Traduisez en anglais la phrase suivante, tirée de l'extrait sur l'attribution de licences en télécommunications : « La gestion de la concurrence, ce n'est pas un vrai régime de concurrence. »

EXTRAIT DE PAGE —
────────
Même s'il s'agit d'un concept très répandu sur la planète, l'attribution de licences n'a jamais été le mode de fonctionnement privilégié au Canada. Il est vrai que, dans sa première version déposée à la Chambre des communes en 1992, l'avant-projet de la Loi sur les télécommunications envisageait un régime d'attribution des licences. Mais la Chambre des communes et le Sénat ont eu la sagesse de retirer ces dispositions du projet de loi [...] le concept d'attribution de licences en ce qui a trait aux services internationaux est, depuis la conclusion heureuse des négociations de l'OMC à Genève, plus tôt cette année, considéré comme souhaitable, même s'il n'est pas essentiel sur le plan juridique pour permettre l'harmonisation du régime réglementaire canadien avec celui de la majorité de nos principaux partenaires commerciaux. Les États-Unis, par exemple, attribuent des licences aux télécommunicateurs qui offrent leurs services à l'échelle internationale, mais ils ne le font pas sur le marché intérieur. Toutefois, à notre avis, il n'est pas essentiel de surimposer l'attribution de licences à la Loi sur les télécommunications.

Devant le comité de la Chambre des communes chargé d'étudier le projet de loi, l'Association du Barreau canadien a également déclaré ce qui suit:

 

[...] le régime d'octroi de licences initialement prévu dans la Loi sur les télécommunications a été supprimé [...] À cette époque, [nous ne le jugions] pas indispensable et nous craignions que ce régime n'impose un fardeau supplémentaire à tous ceux qui souhaitaient proposer des services de télécommunication au Canada.[...] Malheureusement, les dispositions du projet de loi C-17 concernant l'octroi de licences nous inspirent les mêmes réserves. Ce régime peut être lourd de conséquences, et sa mise en place quatre ans après l'adoption de la loi va faire naître une incertitude pour l'industrie.
Donc, le projet de loi C-17 propose de donner au CRTC le pouvoir de gérer la concurrence par l'attribution de licences. Nous ne pouvons donc pas nous attendre à un régime de concurrence sur le marché des télécommunications internationales, mais à un régime de gestion de la concurrence. La gestion de la concurrence, ce n'est pas un vrai régime de concurrence. Ce sont deux situations fondamentalement différentes.

Un régime de concurrence assurerait des services de télécommunication efficaces, meilleurs et plus variés, des prix à l'avenant et des technologies, des produits et des services innovateurs. Un régime de gestion de la concurrence ne nous donne rien de tout cela.

Comme l'a écrit John Milton dans Tenure of Kings and Magistrates, en 1649:

Seuls les hommes bons peuvent aimer vraiment la liberté; les autres n'aiment pas la liberté, mais la licence.

Comment le gouvernement peut-il justifier qu'on oblige les entreprises internationales de télécommunications à obtenir une licence? On ne peut qu'en venir à la conclusion que cela ne se justifie pas. Les fournisseurs de services internationaux se feront réserver un «traitement national» et le statut de «nation la plus favorisée» en vertu de l'AGCS. C'est assez pour que le marché produise naturellement ce qu'on appelle des règles du jeu équitables. L'Association du Barreau canadien a aussi affirmé:

Nous reconnaissons qu'un certain nombre de dispositions sont nécessaires pour concrétiser les engagements pris par le Canada dans le cadre de l'Accord général sur le commerce des services de l'Organisation mondiale du commerce, mais nous craignons que certaines dispositions n'aillent au-delà du strict nécessaire. Il s'agit de dispositions non limitatives, qui risquent d'imposer des conditions et des obstacles réglementaires... il n'est pas certain, à notre avis, qu'un régime d'octroi de licences soit indispensable pour concrétiser le principe du traitement national...
────────
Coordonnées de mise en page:
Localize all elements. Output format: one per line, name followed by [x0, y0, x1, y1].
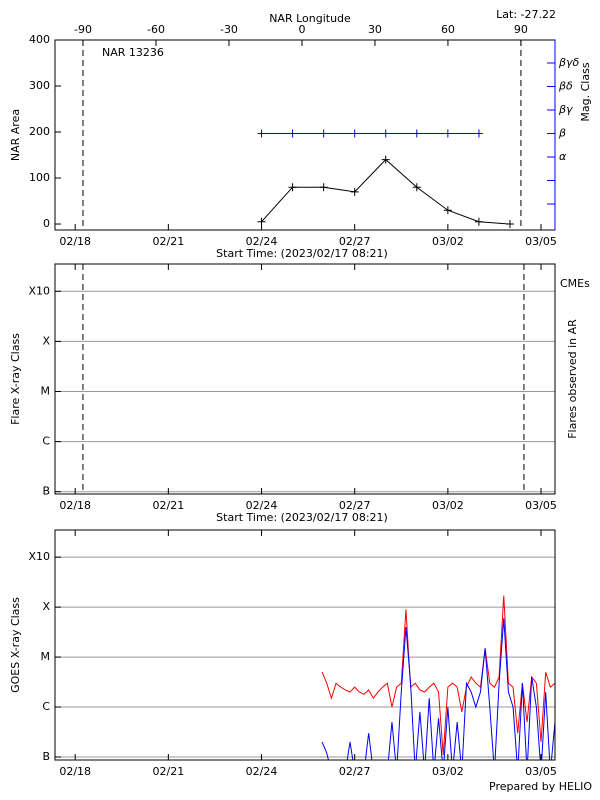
x-tick-label: 02/18: [59, 499, 91, 512]
marker: [381, 155, 390, 164]
y-tick-label: M: [41, 650, 51, 663]
x-tick-label: 03/02: [432, 499, 464, 512]
plot-frame: [54, 39, 556, 231]
x-tick-label: 02/27: [339, 499, 371, 512]
marker: [350, 129, 359, 138]
x2-tick-label: -60: [147, 23, 165, 36]
y-tick-label: 300: [29, 79, 50, 92]
y-tick-label: B: [42, 485, 50, 498]
marker: [350, 187, 359, 196]
y-tick-label: 400: [29, 33, 50, 46]
marker: [412, 183, 421, 192]
y2-tick-label: α: [559, 150, 567, 163]
y-tick-label: B: [42, 750, 50, 763]
y2-label: Flares observed in AR: [566, 319, 579, 439]
annotation: Lat: -27.22: [496, 8, 556, 21]
x-tick-label: 03/02: [432, 235, 464, 248]
y-tick-label: X10: [28, 284, 50, 297]
marker: [474, 217, 483, 226]
y2-tick-label: βγδ: [558, 56, 580, 69]
y-tick-label: 0: [43, 217, 50, 230]
marker: [505, 220, 514, 229]
panel-title: NAR 13236: [102, 46, 164, 59]
y-tick-label: C: [42, 435, 50, 448]
marker: [412, 129, 421, 138]
x-tick-label: 02/27: [339, 765, 371, 778]
x-label: Start Time: (2023/02/17 08:21): [216, 511, 388, 524]
marker: [319, 129, 328, 138]
x-tick-label: 02/18: [59, 235, 91, 248]
y2-tick-label: βδ: [558, 80, 573, 93]
x2-tick-label: -30: [220, 23, 238, 36]
y-tick-label: C: [42, 700, 50, 713]
marker: [288, 183, 297, 192]
marker: [257, 217, 266, 226]
y-label: GOES X-ray Class: [9, 597, 22, 693]
x2-tick-label: -90: [74, 23, 92, 36]
y-label: Flare X-ray Class: [9, 333, 22, 425]
x-tick-label: 03/05: [525, 235, 557, 248]
x2-tick-label: 30: [368, 23, 382, 36]
marker: [288, 129, 297, 138]
y-tick-label: X: [42, 334, 50, 347]
series-line: [261, 158, 511, 225]
marker: [443, 129, 452, 138]
marker: [443, 206, 452, 215]
x-label: Start Time: (2023/02/17 08:21): [216, 247, 388, 260]
x2-tick-label: 0: [298, 23, 305, 36]
plot-frame: [54, 263, 556, 495]
y2-tick-label: β: [558, 127, 566, 140]
footer: Prepared by HELIO: [489, 780, 592, 793]
y2-label: Mag. Class: [579, 62, 592, 121]
x-tick-label: 02/21: [153, 499, 185, 512]
series-line: [321, 618, 555, 760]
x2-tick-label: 90: [514, 23, 528, 36]
marker: [319, 183, 328, 192]
x-tick-label: 02/21: [153, 235, 185, 248]
y-tick-label: M: [41, 384, 51, 397]
y-tick-label: 200: [29, 125, 50, 138]
plot-frame: [54, 529, 556, 761]
x-tick-label: 02/18: [59, 765, 91, 778]
y-label: NAR Area: [9, 109, 22, 161]
series-line: [321, 595, 555, 755]
x-tick-label: 02/24: [246, 765, 278, 778]
x-tick-label: 02/24: [246, 499, 278, 512]
x-tick-label: 02/21: [153, 765, 185, 778]
x-tick-label: 02/24: [246, 235, 278, 248]
marker: [474, 129, 483, 138]
y2-tick-label: βγ: [558, 103, 573, 116]
annotation: CMEs: [560, 277, 590, 290]
x2-tick-label: 60: [441, 23, 455, 36]
marker: [257, 129, 266, 138]
y-tick-label: X10: [28, 550, 50, 563]
x-tick-label: 03/02: [432, 765, 464, 778]
x-tick-label: 03/05: [525, 765, 557, 778]
y-tick-label: X: [42, 600, 50, 613]
x-tick-label: 03/05: [525, 499, 557, 512]
marker: [381, 129, 390, 138]
x2-label: NAR Longitude: [269, 12, 351, 25]
x-tick-label: 02/27: [339, 235, 371, 248]
y-tick-label: 100: [29, 171, 50, 184]
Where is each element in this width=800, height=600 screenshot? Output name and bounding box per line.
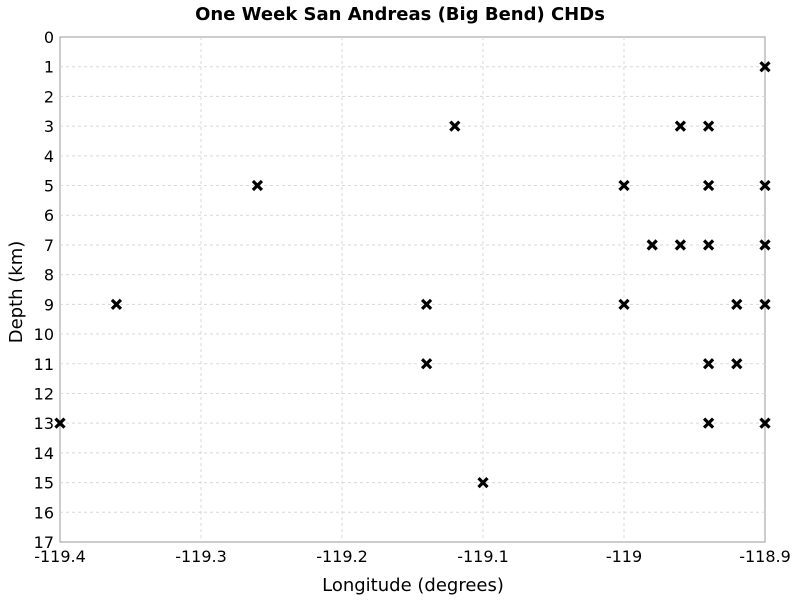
────────
CORRIGÉ DE L'EXERCICE — Managing competition is not a true competition regime.